How many of the lines below hold the word "left"? Answer only with the number.
* Begin *
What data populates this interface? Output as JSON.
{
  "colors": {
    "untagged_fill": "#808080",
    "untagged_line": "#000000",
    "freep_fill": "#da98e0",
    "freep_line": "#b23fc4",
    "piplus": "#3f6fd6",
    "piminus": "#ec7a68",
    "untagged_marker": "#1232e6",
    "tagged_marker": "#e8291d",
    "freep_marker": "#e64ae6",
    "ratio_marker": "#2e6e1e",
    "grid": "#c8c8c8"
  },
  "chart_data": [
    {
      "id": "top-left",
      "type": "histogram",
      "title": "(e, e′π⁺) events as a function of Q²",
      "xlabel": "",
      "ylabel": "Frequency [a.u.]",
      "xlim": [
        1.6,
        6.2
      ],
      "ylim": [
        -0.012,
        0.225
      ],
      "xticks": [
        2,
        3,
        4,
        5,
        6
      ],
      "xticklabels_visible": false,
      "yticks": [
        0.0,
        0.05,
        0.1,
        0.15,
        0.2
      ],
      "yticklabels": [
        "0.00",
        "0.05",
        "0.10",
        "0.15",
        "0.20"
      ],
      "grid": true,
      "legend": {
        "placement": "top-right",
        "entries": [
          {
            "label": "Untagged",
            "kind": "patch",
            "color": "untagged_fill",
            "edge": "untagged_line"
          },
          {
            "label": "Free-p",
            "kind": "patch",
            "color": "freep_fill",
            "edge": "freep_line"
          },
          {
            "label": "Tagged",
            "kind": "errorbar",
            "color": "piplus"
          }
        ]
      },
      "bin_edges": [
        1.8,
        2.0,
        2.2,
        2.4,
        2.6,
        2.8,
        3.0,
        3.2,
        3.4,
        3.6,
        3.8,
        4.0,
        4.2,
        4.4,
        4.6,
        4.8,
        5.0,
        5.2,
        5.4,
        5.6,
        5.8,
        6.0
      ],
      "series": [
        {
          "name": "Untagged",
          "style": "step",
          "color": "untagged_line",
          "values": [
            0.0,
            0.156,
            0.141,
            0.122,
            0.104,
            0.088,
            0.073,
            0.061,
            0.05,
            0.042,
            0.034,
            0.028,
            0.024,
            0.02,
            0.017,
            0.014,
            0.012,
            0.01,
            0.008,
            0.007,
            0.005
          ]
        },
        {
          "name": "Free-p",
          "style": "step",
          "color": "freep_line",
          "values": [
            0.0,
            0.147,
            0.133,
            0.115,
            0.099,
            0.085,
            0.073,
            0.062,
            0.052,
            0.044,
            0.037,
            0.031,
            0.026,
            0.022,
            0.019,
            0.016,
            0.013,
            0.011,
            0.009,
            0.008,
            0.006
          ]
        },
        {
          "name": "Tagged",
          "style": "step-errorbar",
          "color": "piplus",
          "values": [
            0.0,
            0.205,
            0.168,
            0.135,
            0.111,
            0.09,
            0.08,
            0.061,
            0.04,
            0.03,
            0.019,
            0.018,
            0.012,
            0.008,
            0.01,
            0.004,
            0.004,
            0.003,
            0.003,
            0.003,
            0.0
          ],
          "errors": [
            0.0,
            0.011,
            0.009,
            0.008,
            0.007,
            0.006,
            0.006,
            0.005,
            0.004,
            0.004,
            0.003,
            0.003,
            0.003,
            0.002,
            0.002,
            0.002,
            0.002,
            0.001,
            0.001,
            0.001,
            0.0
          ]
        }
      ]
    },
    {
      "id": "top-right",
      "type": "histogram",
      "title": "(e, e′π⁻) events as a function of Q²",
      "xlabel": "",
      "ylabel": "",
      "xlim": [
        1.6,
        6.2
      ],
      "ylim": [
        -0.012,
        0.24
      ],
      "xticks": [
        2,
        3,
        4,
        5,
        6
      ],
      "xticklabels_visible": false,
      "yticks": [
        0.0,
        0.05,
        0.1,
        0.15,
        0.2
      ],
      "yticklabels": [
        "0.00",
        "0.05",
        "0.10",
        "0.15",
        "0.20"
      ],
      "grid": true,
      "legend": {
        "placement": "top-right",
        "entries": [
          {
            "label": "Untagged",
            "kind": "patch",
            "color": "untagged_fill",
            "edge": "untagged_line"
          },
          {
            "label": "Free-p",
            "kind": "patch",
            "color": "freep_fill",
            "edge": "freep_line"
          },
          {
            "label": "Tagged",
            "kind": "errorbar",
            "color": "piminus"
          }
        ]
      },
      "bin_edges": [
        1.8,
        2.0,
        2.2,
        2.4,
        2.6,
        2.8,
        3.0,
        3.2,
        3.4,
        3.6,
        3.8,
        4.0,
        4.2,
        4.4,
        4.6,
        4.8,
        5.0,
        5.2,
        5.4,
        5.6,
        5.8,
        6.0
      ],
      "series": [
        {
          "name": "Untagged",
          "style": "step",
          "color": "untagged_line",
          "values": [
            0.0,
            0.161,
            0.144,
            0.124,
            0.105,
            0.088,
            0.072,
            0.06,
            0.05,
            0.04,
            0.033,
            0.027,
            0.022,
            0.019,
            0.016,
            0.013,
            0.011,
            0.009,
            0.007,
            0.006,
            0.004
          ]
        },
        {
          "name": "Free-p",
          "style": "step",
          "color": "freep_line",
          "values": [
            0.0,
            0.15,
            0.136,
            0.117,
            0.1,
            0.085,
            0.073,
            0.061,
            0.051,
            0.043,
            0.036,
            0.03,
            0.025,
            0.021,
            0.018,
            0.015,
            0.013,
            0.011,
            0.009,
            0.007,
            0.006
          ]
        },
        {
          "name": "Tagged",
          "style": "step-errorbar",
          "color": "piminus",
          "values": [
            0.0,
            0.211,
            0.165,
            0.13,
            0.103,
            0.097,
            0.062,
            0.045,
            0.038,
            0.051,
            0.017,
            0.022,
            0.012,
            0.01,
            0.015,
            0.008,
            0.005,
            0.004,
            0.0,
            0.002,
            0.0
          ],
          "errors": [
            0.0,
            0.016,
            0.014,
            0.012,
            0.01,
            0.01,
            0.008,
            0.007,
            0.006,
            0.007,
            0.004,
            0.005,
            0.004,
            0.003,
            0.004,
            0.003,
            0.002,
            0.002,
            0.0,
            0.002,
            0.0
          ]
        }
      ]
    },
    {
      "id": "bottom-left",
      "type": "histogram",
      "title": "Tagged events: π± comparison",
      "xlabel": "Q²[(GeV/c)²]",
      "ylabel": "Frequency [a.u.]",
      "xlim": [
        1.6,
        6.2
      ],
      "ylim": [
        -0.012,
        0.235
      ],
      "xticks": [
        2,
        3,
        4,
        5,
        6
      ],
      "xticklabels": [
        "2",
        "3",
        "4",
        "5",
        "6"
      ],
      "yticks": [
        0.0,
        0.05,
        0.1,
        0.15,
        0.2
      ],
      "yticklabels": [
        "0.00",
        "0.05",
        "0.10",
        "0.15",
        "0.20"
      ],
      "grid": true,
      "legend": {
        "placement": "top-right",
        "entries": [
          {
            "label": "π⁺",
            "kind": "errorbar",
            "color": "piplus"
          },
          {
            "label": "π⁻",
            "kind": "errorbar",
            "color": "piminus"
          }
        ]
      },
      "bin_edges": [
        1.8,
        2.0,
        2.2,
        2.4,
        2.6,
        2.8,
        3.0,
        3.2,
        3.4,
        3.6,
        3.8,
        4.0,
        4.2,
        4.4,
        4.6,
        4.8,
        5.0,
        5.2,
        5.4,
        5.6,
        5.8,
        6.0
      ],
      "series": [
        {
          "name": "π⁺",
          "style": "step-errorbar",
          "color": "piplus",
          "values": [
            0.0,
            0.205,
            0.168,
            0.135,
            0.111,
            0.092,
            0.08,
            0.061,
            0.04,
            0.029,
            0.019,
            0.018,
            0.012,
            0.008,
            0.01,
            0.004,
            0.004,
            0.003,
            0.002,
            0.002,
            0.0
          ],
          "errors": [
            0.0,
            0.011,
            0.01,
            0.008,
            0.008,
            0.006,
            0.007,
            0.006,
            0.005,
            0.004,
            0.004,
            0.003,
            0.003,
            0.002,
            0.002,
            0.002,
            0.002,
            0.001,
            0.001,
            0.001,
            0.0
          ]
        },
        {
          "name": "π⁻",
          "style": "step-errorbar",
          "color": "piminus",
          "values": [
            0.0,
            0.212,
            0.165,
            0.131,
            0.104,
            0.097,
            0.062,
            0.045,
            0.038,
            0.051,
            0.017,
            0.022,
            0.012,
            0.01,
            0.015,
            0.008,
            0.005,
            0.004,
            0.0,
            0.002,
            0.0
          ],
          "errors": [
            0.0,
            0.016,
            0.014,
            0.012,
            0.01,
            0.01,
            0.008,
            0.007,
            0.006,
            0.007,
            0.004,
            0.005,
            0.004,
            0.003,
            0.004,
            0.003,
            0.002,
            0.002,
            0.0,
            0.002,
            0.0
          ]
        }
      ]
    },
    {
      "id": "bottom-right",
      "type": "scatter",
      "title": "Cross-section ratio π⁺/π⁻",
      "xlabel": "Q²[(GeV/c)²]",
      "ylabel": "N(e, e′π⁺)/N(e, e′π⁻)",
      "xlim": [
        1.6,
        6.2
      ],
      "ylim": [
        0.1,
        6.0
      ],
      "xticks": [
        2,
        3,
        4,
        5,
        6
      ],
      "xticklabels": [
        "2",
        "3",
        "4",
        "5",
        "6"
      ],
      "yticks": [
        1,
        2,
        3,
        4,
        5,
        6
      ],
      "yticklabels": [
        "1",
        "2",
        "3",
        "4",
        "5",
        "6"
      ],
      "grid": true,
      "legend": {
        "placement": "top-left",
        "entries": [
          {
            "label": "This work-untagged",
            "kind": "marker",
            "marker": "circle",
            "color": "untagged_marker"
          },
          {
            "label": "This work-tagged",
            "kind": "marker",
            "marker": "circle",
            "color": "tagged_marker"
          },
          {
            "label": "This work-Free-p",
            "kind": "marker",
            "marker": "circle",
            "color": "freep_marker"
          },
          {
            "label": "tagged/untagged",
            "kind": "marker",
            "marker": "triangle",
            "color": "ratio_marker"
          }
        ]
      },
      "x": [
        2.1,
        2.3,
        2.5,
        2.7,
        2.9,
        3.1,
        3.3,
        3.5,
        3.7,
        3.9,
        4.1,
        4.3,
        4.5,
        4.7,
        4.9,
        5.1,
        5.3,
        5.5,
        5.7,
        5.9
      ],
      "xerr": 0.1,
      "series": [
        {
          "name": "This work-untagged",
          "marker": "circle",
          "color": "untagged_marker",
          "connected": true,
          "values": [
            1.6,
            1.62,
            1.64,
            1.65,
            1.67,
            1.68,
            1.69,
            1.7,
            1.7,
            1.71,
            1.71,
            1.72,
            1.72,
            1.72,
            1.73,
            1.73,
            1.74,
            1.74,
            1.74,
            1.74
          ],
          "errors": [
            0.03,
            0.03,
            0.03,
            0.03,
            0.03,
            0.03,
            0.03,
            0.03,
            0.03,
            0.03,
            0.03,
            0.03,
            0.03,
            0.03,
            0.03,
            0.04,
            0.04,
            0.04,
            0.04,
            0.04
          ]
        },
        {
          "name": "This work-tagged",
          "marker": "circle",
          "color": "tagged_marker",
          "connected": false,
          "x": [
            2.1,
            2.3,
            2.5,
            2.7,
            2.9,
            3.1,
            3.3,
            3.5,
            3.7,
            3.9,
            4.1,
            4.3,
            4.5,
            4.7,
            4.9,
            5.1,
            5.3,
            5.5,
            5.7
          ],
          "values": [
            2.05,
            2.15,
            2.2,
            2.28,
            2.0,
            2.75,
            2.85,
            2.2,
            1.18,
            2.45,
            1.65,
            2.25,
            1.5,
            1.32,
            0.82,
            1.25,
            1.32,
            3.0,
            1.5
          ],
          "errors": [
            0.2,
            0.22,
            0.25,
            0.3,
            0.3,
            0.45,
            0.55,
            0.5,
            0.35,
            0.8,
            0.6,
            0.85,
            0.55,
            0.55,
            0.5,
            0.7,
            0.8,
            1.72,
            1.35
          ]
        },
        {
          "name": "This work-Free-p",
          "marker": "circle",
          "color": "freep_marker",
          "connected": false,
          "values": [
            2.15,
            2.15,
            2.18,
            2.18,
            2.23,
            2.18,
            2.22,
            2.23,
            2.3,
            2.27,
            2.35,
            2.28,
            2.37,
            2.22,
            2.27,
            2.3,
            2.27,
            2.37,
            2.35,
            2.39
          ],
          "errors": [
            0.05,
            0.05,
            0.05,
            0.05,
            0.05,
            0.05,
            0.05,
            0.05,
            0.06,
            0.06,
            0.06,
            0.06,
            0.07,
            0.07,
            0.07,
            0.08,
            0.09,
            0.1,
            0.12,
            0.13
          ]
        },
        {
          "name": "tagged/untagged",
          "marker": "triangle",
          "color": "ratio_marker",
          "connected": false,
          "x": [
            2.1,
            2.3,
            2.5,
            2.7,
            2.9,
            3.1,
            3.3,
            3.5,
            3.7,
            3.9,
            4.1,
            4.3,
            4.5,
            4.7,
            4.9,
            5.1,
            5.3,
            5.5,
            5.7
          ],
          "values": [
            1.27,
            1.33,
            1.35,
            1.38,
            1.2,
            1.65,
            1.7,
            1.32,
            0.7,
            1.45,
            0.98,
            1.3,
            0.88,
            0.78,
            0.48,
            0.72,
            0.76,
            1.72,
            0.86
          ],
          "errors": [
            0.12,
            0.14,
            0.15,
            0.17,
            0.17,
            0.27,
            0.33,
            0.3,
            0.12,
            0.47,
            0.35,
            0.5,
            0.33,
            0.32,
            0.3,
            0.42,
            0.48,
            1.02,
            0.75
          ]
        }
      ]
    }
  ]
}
* End *
SOLUTION FOR THIS PROBLEM
3